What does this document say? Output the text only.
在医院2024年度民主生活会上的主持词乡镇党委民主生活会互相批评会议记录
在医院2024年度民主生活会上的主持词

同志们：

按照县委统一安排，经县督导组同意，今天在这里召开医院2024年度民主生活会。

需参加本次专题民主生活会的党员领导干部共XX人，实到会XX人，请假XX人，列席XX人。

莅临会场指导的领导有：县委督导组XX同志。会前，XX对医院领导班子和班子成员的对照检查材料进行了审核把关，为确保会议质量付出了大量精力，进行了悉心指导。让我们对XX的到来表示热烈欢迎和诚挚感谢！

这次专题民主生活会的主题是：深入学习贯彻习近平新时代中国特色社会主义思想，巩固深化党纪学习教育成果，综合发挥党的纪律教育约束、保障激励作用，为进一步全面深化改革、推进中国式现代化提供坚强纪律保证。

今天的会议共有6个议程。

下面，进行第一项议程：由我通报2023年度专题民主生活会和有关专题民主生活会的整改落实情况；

.....

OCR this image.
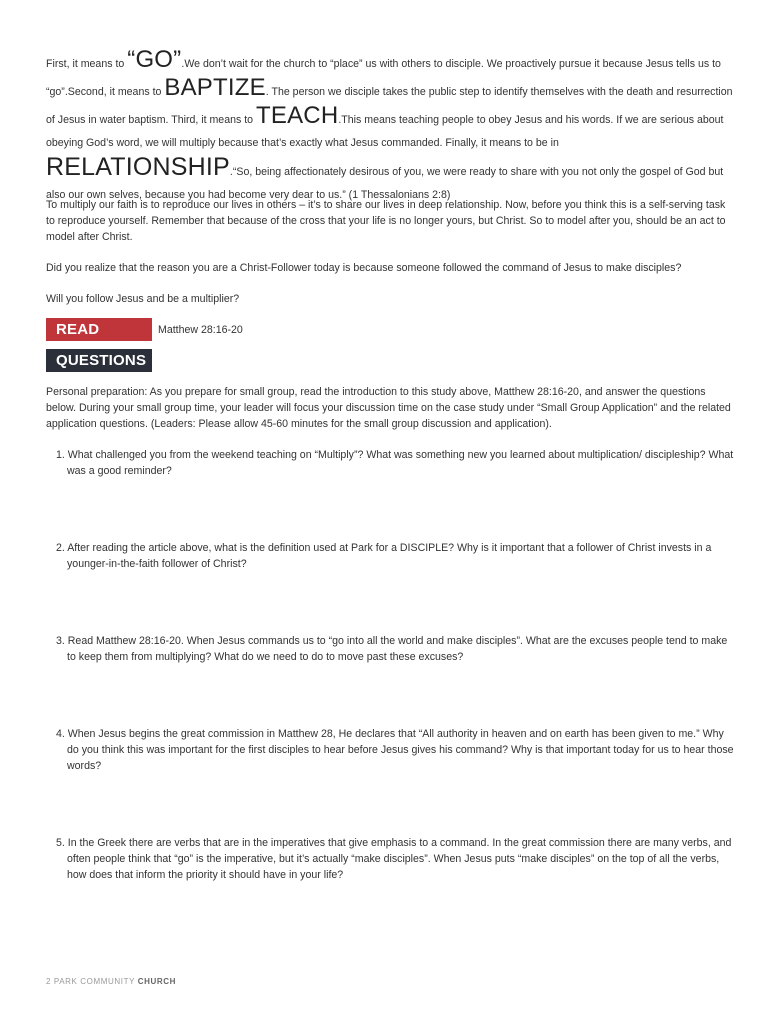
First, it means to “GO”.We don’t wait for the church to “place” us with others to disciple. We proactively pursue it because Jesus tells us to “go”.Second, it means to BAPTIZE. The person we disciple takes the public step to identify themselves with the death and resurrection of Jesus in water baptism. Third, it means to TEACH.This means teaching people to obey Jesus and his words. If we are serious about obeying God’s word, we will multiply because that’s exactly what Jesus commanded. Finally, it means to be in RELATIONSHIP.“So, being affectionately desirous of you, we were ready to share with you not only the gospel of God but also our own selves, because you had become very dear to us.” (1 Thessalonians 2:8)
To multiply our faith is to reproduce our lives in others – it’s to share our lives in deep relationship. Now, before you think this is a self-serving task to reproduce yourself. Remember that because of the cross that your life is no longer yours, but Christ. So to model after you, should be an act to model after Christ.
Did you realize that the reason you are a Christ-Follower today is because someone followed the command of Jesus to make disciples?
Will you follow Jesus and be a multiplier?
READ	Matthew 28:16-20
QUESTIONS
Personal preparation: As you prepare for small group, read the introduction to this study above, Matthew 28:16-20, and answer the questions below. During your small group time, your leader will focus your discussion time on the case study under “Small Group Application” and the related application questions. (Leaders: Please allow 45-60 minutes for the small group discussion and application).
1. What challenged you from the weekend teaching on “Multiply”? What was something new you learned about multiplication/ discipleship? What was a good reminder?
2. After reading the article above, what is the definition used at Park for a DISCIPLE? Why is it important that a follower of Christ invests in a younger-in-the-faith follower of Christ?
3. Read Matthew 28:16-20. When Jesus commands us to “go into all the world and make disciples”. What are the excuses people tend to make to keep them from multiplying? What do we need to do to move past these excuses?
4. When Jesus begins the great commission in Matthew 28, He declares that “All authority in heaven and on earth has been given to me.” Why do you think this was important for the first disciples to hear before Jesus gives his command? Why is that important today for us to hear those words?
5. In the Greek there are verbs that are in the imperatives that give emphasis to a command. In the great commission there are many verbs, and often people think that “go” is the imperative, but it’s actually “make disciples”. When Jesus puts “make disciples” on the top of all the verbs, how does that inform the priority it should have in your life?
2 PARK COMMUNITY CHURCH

.....

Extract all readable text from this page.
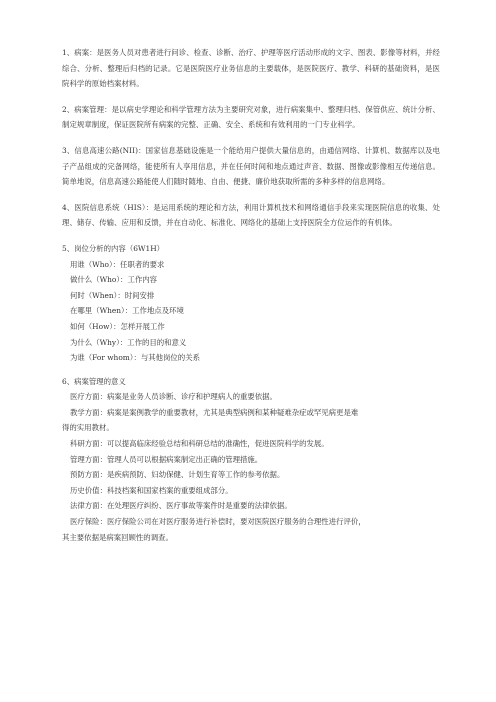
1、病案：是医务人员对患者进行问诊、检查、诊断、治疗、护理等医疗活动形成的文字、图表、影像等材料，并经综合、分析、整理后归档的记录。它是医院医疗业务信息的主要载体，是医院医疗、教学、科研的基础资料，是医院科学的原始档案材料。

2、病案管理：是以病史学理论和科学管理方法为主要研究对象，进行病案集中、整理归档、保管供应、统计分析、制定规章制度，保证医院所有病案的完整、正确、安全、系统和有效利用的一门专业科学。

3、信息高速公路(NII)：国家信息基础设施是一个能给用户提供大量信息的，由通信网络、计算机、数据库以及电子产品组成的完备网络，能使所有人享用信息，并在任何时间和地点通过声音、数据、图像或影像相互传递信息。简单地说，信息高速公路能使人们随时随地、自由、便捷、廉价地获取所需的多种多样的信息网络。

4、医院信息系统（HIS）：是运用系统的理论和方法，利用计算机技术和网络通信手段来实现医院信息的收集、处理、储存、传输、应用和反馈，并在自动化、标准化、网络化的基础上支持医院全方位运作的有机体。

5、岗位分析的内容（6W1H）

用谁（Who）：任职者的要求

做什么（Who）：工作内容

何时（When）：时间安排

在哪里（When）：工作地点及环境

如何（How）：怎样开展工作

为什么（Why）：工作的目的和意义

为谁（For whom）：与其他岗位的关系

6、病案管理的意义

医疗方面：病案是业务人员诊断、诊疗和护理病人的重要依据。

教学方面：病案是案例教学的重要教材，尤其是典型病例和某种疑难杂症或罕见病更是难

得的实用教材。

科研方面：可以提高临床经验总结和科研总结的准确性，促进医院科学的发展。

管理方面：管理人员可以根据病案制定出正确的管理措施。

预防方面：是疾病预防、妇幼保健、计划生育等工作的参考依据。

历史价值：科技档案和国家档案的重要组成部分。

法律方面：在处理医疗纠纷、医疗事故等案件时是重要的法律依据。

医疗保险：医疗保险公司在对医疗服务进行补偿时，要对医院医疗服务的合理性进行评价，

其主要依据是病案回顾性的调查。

.....

* **STATED GOAL**: Copy every line in the records above that contains the word "others".

* **ANSWER FOR THIS EXERCISE**:
First, it means to “GO”.We don’t wait for the church to “place” us with others to disciple. We proactively pursue it because Jesus tells us to “go”.Second, it means to BAPTIZE. The person we disciple takes the public step to identify themselves with the death and resurrection of Jesus in water baptism. Third, it means to TEACH.This means teaching people to obey Jesus and his words. If we are serious about obeying God’s word, we will multiply because that’s exactly what Jesus commanded. Finally, it means to be in RELATIONSHIP.“So, being affectionately desirous of you, we were ready to share with you not only the gospel of God but also our own selves, because you had become very dear to us.” (1 Thessalonians 2:8)
To multiply our faith is to reproduce our lives in others – it’s to share our lives in deep relationship. Now, before you think this is a self-serving task to reproduce yourself. Remember that because of the cross that your life is no longer yours, but Christ. So to model after you, should be an act to model after Christ.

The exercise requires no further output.